◆ **Instruction**: Read the lines that follow and pick out every one containing the word "icon".

◆ **Data supplied**:
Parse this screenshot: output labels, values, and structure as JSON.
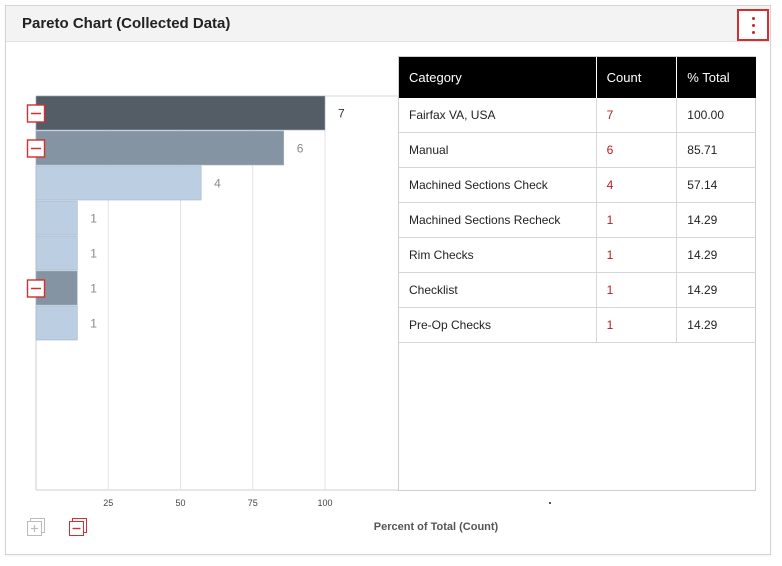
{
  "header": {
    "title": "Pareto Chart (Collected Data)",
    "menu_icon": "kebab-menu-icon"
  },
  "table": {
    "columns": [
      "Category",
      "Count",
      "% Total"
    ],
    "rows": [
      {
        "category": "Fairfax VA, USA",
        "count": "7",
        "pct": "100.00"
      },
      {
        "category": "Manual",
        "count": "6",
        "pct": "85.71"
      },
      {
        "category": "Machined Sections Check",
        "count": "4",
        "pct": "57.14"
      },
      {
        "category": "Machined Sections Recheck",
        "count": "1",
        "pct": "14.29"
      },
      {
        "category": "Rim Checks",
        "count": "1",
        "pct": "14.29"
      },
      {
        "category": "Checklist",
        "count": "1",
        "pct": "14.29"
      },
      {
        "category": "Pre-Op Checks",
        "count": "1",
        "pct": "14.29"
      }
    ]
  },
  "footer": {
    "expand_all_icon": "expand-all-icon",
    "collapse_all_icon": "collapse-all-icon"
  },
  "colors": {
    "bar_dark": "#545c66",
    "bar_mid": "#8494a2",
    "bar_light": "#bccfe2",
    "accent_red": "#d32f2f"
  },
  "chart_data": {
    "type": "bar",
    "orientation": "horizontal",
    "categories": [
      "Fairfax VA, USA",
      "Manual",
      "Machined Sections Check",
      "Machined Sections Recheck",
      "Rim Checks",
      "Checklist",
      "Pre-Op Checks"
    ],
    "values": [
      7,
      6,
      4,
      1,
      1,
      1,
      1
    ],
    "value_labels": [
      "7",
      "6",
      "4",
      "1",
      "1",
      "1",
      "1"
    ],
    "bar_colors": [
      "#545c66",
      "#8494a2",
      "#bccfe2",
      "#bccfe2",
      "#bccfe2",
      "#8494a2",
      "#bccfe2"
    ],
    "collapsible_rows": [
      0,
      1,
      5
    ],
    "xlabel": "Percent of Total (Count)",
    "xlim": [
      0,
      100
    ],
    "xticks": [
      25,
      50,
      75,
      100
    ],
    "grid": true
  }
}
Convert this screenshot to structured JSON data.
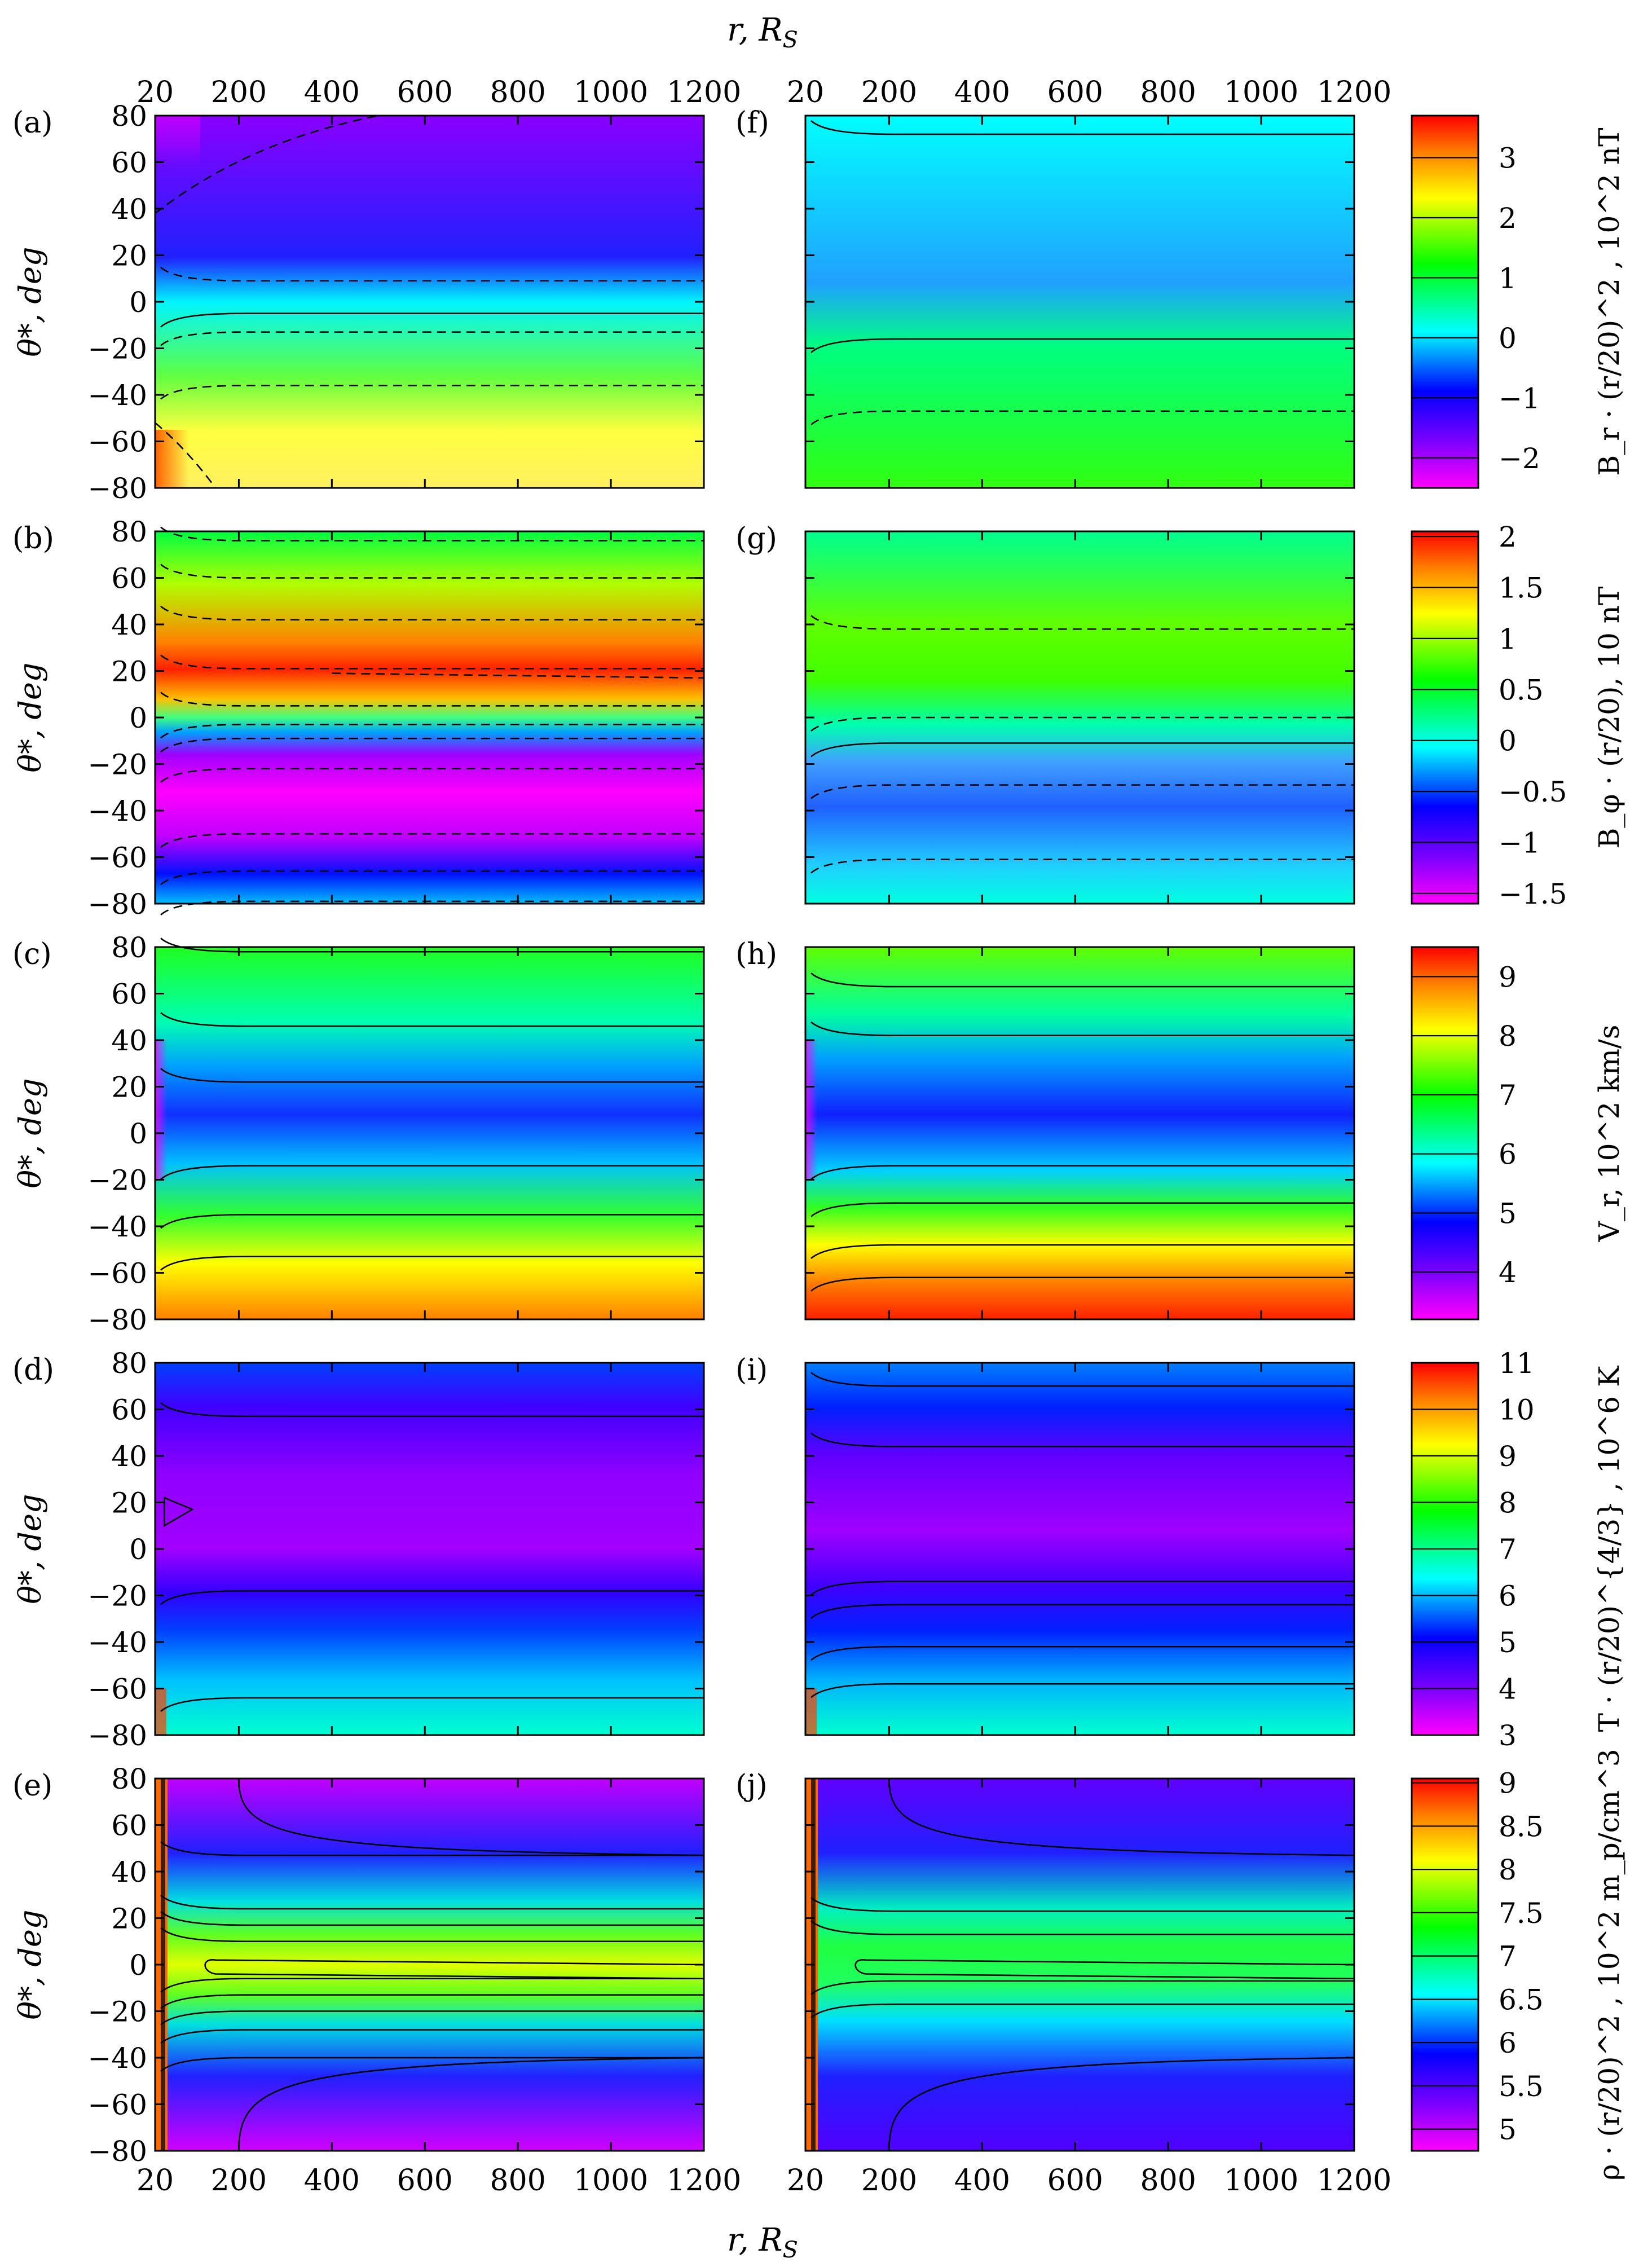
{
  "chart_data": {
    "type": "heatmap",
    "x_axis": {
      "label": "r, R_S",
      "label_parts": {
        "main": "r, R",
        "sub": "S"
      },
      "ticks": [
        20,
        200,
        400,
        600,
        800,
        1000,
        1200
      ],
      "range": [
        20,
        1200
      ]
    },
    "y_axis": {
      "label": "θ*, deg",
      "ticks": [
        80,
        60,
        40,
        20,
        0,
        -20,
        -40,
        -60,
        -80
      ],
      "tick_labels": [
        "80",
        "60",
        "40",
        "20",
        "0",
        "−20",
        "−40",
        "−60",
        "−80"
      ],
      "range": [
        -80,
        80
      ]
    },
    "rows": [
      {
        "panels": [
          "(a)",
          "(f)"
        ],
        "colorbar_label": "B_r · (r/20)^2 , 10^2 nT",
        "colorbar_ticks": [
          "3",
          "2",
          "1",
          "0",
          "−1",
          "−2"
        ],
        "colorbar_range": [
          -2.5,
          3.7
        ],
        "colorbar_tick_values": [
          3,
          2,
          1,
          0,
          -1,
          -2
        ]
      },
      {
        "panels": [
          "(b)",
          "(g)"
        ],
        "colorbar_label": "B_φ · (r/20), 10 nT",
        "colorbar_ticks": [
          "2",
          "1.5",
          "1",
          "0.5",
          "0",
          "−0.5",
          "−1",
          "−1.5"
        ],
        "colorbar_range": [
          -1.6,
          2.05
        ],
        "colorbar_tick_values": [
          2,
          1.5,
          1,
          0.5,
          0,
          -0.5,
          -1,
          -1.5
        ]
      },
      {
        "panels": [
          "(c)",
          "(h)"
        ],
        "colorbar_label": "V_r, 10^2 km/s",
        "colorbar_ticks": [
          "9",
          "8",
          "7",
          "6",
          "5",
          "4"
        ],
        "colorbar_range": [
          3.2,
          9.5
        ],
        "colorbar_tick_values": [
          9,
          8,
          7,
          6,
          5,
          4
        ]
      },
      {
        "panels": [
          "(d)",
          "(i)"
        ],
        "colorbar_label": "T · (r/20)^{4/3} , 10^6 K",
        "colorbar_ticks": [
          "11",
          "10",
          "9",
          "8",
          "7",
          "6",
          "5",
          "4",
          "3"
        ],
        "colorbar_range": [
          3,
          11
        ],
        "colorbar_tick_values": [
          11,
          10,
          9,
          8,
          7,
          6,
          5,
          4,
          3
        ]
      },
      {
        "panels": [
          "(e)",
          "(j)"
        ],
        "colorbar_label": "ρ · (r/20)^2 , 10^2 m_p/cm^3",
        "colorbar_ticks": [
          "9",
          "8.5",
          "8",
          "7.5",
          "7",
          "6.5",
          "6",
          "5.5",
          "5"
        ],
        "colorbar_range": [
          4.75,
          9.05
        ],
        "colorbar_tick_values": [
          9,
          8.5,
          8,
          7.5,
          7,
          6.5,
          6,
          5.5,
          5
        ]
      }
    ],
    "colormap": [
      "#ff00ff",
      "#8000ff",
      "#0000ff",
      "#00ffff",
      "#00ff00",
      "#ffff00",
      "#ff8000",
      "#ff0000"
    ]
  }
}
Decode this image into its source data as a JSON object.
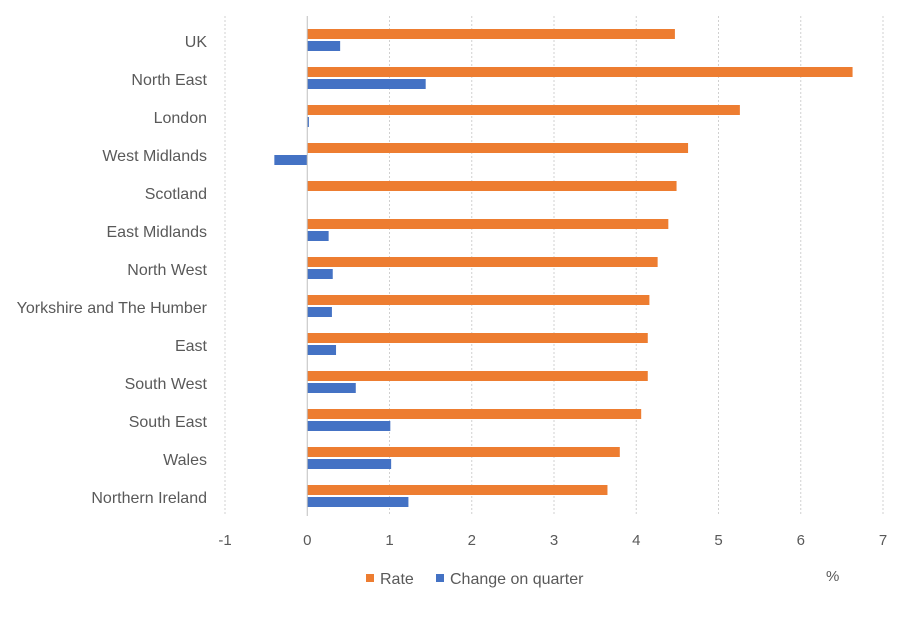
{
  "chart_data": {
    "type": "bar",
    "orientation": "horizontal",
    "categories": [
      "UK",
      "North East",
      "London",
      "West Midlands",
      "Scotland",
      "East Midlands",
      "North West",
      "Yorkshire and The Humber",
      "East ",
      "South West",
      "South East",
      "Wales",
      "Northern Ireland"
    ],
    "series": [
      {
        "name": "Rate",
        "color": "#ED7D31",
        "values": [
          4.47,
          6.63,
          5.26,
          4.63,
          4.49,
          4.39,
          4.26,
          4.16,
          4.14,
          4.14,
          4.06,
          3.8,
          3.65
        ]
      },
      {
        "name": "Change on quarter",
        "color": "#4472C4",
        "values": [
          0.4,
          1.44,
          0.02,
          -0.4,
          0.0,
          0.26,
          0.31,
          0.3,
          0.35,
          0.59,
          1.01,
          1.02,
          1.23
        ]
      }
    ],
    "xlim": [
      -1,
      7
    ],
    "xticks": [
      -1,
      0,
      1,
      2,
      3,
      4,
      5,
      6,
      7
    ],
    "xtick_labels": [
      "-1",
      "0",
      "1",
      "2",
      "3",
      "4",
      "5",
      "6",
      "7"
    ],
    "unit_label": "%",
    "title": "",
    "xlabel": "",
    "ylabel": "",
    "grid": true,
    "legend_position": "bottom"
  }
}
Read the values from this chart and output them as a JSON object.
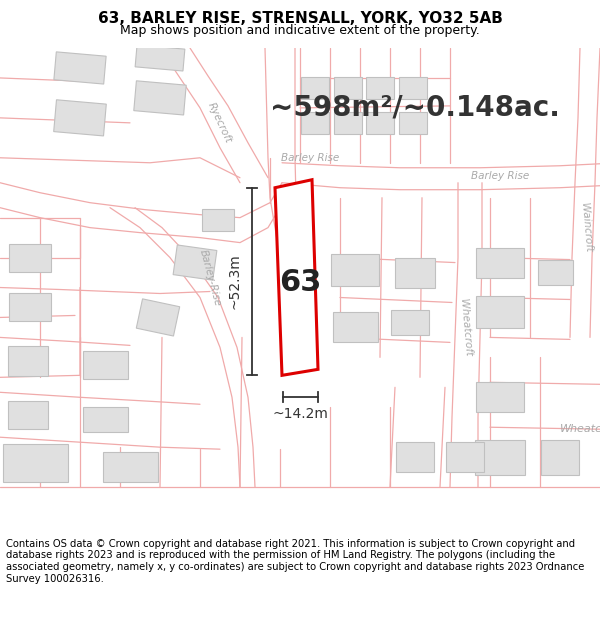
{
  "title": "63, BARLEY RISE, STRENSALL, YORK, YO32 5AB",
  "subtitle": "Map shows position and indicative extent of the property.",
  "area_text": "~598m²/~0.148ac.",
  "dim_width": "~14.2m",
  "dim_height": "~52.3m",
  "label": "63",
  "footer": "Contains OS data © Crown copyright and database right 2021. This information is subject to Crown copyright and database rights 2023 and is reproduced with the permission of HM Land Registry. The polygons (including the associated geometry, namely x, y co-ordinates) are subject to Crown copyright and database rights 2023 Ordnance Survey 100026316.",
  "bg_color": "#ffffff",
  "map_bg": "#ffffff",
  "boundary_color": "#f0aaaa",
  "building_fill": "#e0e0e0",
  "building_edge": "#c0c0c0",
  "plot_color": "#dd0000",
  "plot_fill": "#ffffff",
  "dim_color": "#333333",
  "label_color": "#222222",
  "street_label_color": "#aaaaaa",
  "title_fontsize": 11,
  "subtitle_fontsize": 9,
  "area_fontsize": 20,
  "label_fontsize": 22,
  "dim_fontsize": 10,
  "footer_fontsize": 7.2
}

◆ **Response to the task**:
    "menu_icon": "kebab-menu-icon"
    "expand_all_icon": "expand-all-icon",
    "collapse_all_icon": "collapse-all-icon"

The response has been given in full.